▶ **Tu tarea**
Continúa, por favor, el texto sobre el caso de Diego Marín Buitrago, alias Papá Pitufo, a partir de su última oración.

──────── Texto proporcionado

El caso de Diego Marín Buitrago, alias Papá Pitufo, no debería leerse como otra telenovela útil para que la derecha haga campaña moralista mientras el corazón del problema sigue intacto. Lo que asoma es algo mucho más viejo y más podrido: una economía criminal que durante décadas compró frontera, puertos, policías, fiscales y operadores políticos hasta volver normal que el contrabando gobernara desde adentro del Estado. Marín no apareció con Petro ni nació con esta crisis: hay rastros públicos sobre su trayectoria al menos desde 1994; fue capturado en España el 5 de abril de 2024, dejó de presentarse ante la justicia el 26 de octubre de ese año, huyó a Portugal y allí volvió a ser capturado el 3 de diciembre, mientras avanzaba una extradición que luego se enredó con recursos y una solicitud de asilo. En medio de esa historia volvió a salir a la luz que en 2022 intentó meter 500 millones de pesos a la campaña presidencial por intermedio de Xavier Vendrell, dinero que Petro sostiene que no entró.

────────────────
──────── Material proporcionado

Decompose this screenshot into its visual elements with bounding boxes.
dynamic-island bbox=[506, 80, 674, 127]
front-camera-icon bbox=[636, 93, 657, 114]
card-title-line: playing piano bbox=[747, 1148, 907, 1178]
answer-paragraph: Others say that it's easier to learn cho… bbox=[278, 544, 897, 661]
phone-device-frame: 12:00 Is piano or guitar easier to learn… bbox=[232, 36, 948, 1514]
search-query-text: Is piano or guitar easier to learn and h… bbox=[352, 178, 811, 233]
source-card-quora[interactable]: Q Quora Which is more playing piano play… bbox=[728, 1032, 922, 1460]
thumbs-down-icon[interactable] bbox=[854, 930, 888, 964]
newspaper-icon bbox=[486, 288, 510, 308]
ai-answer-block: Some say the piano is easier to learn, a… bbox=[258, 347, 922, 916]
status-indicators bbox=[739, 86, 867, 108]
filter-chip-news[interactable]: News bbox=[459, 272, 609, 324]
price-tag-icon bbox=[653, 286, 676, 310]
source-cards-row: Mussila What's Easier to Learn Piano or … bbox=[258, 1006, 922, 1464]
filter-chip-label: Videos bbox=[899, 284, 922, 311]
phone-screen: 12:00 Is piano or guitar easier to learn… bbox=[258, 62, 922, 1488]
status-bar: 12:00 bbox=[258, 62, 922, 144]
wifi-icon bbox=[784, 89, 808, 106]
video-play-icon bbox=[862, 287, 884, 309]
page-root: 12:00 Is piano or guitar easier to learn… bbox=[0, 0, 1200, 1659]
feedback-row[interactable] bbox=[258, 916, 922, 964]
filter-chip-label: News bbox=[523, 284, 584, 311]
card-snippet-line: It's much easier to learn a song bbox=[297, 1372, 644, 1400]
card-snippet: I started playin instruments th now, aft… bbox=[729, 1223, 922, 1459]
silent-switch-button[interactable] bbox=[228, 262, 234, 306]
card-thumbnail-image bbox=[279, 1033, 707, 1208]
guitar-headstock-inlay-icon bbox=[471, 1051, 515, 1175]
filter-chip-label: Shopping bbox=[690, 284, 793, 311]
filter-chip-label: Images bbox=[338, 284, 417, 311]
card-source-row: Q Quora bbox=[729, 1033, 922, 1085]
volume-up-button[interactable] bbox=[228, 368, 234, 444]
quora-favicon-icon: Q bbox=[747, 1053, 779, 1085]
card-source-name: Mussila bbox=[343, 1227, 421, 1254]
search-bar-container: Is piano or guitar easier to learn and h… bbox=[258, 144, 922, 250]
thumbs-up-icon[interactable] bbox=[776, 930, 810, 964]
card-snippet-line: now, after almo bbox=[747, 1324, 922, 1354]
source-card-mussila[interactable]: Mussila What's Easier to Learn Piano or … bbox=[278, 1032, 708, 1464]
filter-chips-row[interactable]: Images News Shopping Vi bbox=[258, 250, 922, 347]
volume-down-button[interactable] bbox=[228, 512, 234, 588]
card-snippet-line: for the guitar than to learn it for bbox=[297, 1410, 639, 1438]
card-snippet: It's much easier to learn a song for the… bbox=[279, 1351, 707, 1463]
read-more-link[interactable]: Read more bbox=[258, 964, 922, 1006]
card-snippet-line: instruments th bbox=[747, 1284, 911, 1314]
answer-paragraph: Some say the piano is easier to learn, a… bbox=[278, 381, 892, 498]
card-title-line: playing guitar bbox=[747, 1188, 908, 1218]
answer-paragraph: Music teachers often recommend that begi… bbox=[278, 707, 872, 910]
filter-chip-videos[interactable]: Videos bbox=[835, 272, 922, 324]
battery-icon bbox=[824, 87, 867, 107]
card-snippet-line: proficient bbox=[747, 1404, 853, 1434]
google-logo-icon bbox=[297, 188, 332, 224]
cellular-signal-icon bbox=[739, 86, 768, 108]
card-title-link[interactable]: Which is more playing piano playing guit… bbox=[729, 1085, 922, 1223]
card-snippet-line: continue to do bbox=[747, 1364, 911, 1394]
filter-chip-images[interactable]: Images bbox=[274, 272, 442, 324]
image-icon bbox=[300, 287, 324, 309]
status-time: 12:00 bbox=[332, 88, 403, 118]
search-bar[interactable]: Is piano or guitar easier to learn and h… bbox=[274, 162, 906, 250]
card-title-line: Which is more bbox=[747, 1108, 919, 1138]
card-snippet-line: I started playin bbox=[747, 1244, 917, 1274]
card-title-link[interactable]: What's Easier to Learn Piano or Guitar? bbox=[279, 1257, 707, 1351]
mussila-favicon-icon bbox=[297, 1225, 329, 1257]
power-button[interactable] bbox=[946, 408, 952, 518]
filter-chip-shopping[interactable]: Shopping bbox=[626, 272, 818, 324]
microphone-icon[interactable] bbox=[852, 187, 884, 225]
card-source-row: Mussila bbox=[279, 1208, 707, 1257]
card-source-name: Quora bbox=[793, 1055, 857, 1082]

────────────────

▶ **Respuesta**
Lo que hoy sacude a Colombia no es solo ese intento de infiltración, sino la evidencia de que el monstruo seguía conversando con gente del poder. Audios revelados este 5 y 6 de abril muestran al menos dos reuniones a comienzos de 2025 entre Luis Felipe Ramírez, abogado de Marín, y Jorge Lemus, entonces jefe de la DNI; una de ellas ocurrió el 26 de febrero de 2025. Según esas revelaciones, se discutieron fórmulas para que Marín regresara a Colombia con beneficios judiciales, mientras el Gobierno sostiene que la intención real era traerlo para que hablara y que, en paralelo, hubo una maniobra de investigadores de la Fiscalía y agentes de inteligencia para bloquear su extradición, “robarse al ladrón” y evitar que declarara. Petro afirma haber hablado personalmente con el presidente de España y el primer ministro de Portugal para destrabar el traslado y sostiene que la red de Papá Pitufo lleva 38 años incrustada en la Polfa, la Fiscalía y los organismos de investigación; en marzo de 2026, además, la Fiscalía capturó a cuatro expolicías y al entonces candidato al Senado Freddy Camilo Gómez Castro por presuntos nexos con la estructura.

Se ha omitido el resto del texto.